**SUPPLIED RECORDS**
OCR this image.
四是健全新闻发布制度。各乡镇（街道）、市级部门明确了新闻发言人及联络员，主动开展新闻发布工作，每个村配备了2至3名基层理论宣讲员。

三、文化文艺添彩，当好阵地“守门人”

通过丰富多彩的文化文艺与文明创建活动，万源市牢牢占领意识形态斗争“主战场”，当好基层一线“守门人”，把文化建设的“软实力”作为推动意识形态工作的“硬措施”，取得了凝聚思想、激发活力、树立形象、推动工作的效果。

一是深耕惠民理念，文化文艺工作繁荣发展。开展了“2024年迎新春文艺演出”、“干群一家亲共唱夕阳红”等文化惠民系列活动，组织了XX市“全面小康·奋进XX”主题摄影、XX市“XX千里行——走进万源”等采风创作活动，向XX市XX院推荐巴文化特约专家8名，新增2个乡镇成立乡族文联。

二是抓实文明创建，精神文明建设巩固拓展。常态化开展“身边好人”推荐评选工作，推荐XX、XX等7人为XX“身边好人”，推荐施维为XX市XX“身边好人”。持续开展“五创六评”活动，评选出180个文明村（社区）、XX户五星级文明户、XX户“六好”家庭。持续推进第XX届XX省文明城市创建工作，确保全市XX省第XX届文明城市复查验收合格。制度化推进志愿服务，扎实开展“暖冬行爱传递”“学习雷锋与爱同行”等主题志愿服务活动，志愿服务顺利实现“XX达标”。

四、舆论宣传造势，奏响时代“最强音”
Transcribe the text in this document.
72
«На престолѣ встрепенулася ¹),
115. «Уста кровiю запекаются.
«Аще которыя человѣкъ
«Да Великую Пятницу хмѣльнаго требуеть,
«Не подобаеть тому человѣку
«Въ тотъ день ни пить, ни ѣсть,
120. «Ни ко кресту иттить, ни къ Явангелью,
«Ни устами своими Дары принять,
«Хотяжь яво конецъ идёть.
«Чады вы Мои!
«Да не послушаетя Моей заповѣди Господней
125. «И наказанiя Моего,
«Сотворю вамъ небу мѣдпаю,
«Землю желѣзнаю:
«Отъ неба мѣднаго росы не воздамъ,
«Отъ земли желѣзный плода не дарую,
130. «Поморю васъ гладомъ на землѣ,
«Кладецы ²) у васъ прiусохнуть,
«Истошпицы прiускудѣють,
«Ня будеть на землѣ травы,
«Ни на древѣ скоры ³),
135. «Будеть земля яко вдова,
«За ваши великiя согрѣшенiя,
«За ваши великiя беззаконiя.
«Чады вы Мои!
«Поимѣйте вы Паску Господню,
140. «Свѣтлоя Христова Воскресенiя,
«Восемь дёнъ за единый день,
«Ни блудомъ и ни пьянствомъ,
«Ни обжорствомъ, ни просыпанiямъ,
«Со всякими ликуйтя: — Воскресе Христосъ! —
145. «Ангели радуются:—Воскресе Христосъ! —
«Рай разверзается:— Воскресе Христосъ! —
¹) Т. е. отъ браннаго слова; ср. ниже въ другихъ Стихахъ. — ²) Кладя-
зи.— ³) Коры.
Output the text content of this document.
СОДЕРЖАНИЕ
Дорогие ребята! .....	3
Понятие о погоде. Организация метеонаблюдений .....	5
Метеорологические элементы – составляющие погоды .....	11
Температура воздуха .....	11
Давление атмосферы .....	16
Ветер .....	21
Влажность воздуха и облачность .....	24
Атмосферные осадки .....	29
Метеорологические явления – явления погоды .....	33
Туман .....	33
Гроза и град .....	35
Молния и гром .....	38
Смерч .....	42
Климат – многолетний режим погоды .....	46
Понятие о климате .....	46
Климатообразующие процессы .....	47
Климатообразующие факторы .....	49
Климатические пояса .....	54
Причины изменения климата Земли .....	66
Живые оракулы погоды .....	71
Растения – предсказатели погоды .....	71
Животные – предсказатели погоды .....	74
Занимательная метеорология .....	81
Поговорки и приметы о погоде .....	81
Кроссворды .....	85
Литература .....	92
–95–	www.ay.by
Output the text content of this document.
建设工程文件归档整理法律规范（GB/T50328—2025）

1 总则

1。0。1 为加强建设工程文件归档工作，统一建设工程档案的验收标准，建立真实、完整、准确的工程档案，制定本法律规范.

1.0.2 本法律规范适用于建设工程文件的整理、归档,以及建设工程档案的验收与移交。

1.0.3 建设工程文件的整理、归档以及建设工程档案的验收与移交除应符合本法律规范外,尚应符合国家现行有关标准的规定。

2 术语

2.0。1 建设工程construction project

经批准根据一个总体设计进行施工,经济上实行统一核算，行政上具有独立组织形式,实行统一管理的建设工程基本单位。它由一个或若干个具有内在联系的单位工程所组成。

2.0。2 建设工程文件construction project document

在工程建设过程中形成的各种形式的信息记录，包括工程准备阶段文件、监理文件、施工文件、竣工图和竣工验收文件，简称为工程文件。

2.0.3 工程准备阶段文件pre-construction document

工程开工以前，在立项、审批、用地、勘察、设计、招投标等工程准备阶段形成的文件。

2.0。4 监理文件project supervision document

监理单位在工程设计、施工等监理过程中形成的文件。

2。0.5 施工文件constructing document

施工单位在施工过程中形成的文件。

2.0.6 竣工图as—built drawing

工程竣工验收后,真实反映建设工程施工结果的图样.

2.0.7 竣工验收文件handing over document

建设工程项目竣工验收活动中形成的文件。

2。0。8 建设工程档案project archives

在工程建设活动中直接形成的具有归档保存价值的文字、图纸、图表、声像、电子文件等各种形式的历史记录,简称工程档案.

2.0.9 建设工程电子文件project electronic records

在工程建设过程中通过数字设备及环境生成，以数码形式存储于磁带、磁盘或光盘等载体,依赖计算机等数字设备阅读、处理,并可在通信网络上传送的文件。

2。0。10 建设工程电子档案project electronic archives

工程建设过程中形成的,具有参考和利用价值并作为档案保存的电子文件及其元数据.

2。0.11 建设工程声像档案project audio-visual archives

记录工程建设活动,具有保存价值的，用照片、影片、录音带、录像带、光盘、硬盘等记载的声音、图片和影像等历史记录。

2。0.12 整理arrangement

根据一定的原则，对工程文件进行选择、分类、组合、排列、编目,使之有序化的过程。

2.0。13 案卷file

**TASK**
Transcribe the full listing above without leaving anything out.

**WRITTEN SOLUTION**
OCR this image.
四是健全新闻发布制度。各乡镇（街道）、市级部门明确了新闻发言人及联络员，主动开展新闻发布工作，每个村配备了2至3名基层理论宣讲员。

三、文化文艺添彩，当好阵地“守门人”

通过丰富多彩的文化文艺与文明创建活动，万源市牢牢占领意识形态斗争“主战场”，当好基层一线“守门人”，把文化建设的“软实力”作为推动意识形态工作的“硬措施”，取得了凝聚思想、激发活力、树立形象、推动工作的效果。

一是深耕惠民理念，文化文艺工作繁荣发展。开展了“2024年迎新春文艺演出”、“干群一家亲共唱夕阳红”等文化惠民系列活动，组织了XX市“全面小康·奋进XX”主题摄影、XX市“XX千里行——走进万源”等采风创作活动，向XX市XX院推荐巴文化特约专家8名，新增2个乡镇成立乡族文联。

二是抓实文明创建，精神文明建设巩固拓展。常态化开展“身边好人”推荐评选工作，推荐XX、XX等7人为XX“身边好人”，推荐施维为XX市XX“身边好人”。持续开展“五创六评”活动，评选出180个文明村（社区）、XX户五星级文明户、XX户“六好”家庭。持续推进第XX届XX省文明城市创建工作，确保全市XX省第XX届文明城市复查验收合格。制度化推进志愿服务，扎实开展“暖冬行爱传递”“学习雷锋与爱同行”等主题志愿服务活动，志愿服务顺利实现“XX达标”。

四、舆论宣传造势，奏响时代“最强音”
Transcribe the text in this document.
72
«На престолѣ встрепенулася ¹),
115. «Уста кровiю запекаются.
«Аще которыя человѣкъ
«Да Великую Пятницу хмѣльнаго требуеть,
«Не подобаеть тому человѣку
«Въ тотъ день ни пить, ни ѣсть,
120. «Ни ко кресту иттить, ни къ Явангелью,
«Ни устами своими Дары принять,
«Хотяжь яво конецъ идёть.
«Чады вы Мои!
«Да не послушаетя Моей заповѣди Господней
125. «И наказанiя Моего,
«Сотворю вамъ небу мѣдпаю,
«Землю желѣзнаю:
«Отъ неба мѣднаго росы не воздамъ,
«Отъ земли желѣзный плода не дарую,
130. «Поморю васъ гладомъ на землѣ,
«Кладецы ²) у васъ прiусохнуть,
«Истошпицы прiускудѣють,
«Ня будеть на землѣ травы,
«Ни на древѣ скоры ³),
135. «Будеть земля яко вдова,
«За ваши великiя согрѣшенiя,
«За ваши великiя беззаконiя.
«Чады вы Мои!
«Поимѣйте вы Паску Господню,
140. «Свѣтлоя Христова Воскресенiя,
«Восемь дёнъ за единый день,
«Ни блудомъ и ни пьянствомъ,
«Ни обжорствомъ, ни просыпанiямъ,
«Со всякими ликуйтя: — Воскресе Христосъ! —
145. «Ангели радуются:—Воскресе Христосъ! —
«Рай разверзается:— Воскресе Христосъ! —
¹) Т. е. отъ браннаго слова; ср. ниже въ другихъ Стихахъ. — ²) Кладя-
зи.— ³) Коры.
Output the text content of this document.
СОДЕРЖАНИЕ
Дорогие ребята! .....	3
Понятие о погоде. Организация метеонаблюдений .....	5
Метеорологические элементы – составляющие погоды .....	11
Температура воздуха .....	11
Давление атмосферы .....	16
Ветер .....	21
Влажность воздуха и облачность .....	24
Атмосферные осадки .....	29
Метеорологические явления – явления погоды .....	33
Туман .....	33
Гроза и град .....	35
Молния и гром .....	38
Смерч .....	42
Климат – многолетний режим погоды .....	46
Понятие о климате .....	46
Климатообразующие процессы .....	47
Климатообразующие факторы .....	49
Климатические пояса .....	54
Причины изменения климата Земли .....	66
Живые оракулы погоды .....	71
Растения – предсказатели погоды .....	71
Животные – предсказатели погоды .....	74
Занимательная метеорология .....	81
Поговорки и приметы о погоде .....	81
Кроссворды .....	85
Литература .....	92
–95–	www.ay.by
Output the text content of this document.
建设工程文件归档整理法律规范（GB/T50328—2025）

1 总则

1。0。1 为加强建设工程文件归档工作，统一建设工程档案的验收标准，建立真实、完整、准确的工程档案，制定本法律规范.

1.0.2 本法律规范适用于建设工程文件的整理、归档,以及建设工程档案的验收与移交。

1.0.3 建设工程文件的整理、归档以及建设工程档案的验收与移交除应符合本法律规范外,尚应符合国家现行有关标准的规定。

2 术语

2.0。1 建设工程construction project

经批准根据一个总体设计进行施工,经济上实行统一核算，行政上具有独立组织形式,实行统一管理的建设工程基本单位。它由一个或若干个具有内在联系的单位工程所组成。

2.0。2 建设工程文件construction project document

在工程建设过程中形成的各种形式的信息记录，包括工程准备阶段文件、监理文件、施工文件、竣工图和竣工验收文件，简称为工程文件。

2.0.3 工程准备阶段文件pre-construction document

工程开工以前，在立项、审批、用地、勘察、设计、招投标等工程准备阶段形成的文件。

2.0。4 监理文件project supervision document

监理单位在工程设计、施工等监理过程中形成的文件。

2。0.5 施工文件constructing document

施工单位在施工过程中形成的文件。

2.0.6 竣工图as—built drawing

工程竣工验收后,真实反映建设工程施工结果的图样.

2.0.7 竣工验收文件handing over document

建设工程项目竣工验收活动中形成的文件。

2。0。8 建设工程档案project archives

在工程建设活动中直接形成的具有归档保存价值的文字、图纸、图表、声像、电子文件等各种形式的历史记录,简称工程档案.

2.0.9 建设工程电子文件project electronic records

在工程建设过程中通过数字设备及环境生成，以数码形式存储于磁带、磁盘或光盘等载体,依赖计算机等数字设备阅读、处理,并可在通信网络上传送的文件。

2。0。10 建设工程电子档案project electronic archives

工程建设过程中形成的,具有参考和利用价值并作为档案保存的电子文件及其元数据.

2。0.11 建设工程声像档案project audio-visual archives

记录工程建设活动,具有保存价值的，用照片、影片、录音带、录像带、光盘、硬盘等记载的声音、图片和影像等历史记录。

2。0.12 整理arrangement

根据一定的原则，对工程文件进行选择、分类、组合、排列、编目,使之有序化的过程。

2.0。13 案卷file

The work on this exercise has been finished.